• [Problem requirements]
Locate the word "band" in the material, then show every line that holds it.

=-=-=-=-=

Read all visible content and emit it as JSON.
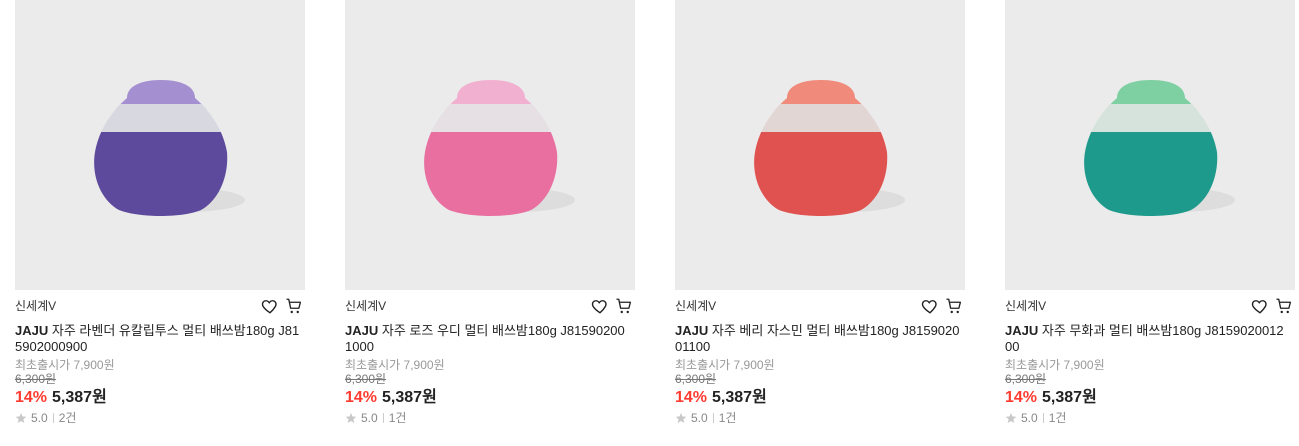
{
  "products": [
    {
      "store": "신세계V",
      "brand": "JAJU",
      "name": "자주 라벤더 유칼립투스 멀티 배쓰밤180g J815902000900",
      "origin_label": "최초출시가 7,900원",
      "original_price": "6,300원",
      "discount": "14%",
      "price": "5,387원",
      "rating": "5.0",
      "review_count": "2건",
      "colors": {
        "top": "#a48fd0",
        "band": "#d8d8e0",
        "bottom": "#5e4a9c"
      }
    },
    {
      "store": "신세계V",
      "brand": "JAJU",
      "name": "자주 로즈 우디 멀티 배쓰밤180g J815902001000",
      "origin_label": "최초출시가 7,900원",
      "original_price": "6,300원",
      "discount": "14%",
      "price": "5,387원",
      "rating": "5.0",
      "review_count": "1건",
      "colors": {
        "top": "#f2b0d0",
        "band": "#e6e0e4",
        "bottom": "#e86fa0"
      }
    },
    {
      "store": "신세계V",
      "brand": "JAJU",
      "name": "자주 베리 자스민 멀티 배쓰밤180g J815902001100",
      "origin_label": "최초출시가 7,900원",
      "original_price": "6,300원",
      "discount": "14%",
      "price": "5,387원",
      "rating": "5.0",
      "review_count": "1건",
      "colors": {
        "top": "#f08a7a",
        "band": "#e2d6d4",
        "bottom": "#e0524f"
      }
    },
    {
      "store": "신세계V",
      "brand": "JAJU",
      "name": "자주 무화과 멀티 배쓰밤180g J815902001200",
      "origin_label": "최초출시가 7,900원",
      "original_price": "6,300원",
      "discount": "14%",
      "price": "5,387원",
      "rating": "5.0",
      "review_count": "1건",
      "colors": {
        "top": "#7ecfa2",
        "band": "#d6e2dc",
        "bottom": "#1e9a8c"
      }
    }
  ],
  "icons": {
    "wishlist": "heart-icon",
    "cart": "cart-icon",
    "rating": "star-icon"
  },
  "accent": {
    "discount": "#ff3b30"
  }
}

=-=-=-=-=

• [Answer for the task]
        "band": "#d8d8e0",
        "band": "#e6e0e4",
        "band": "#e2d6d4",
        "band": "#d6e2dc",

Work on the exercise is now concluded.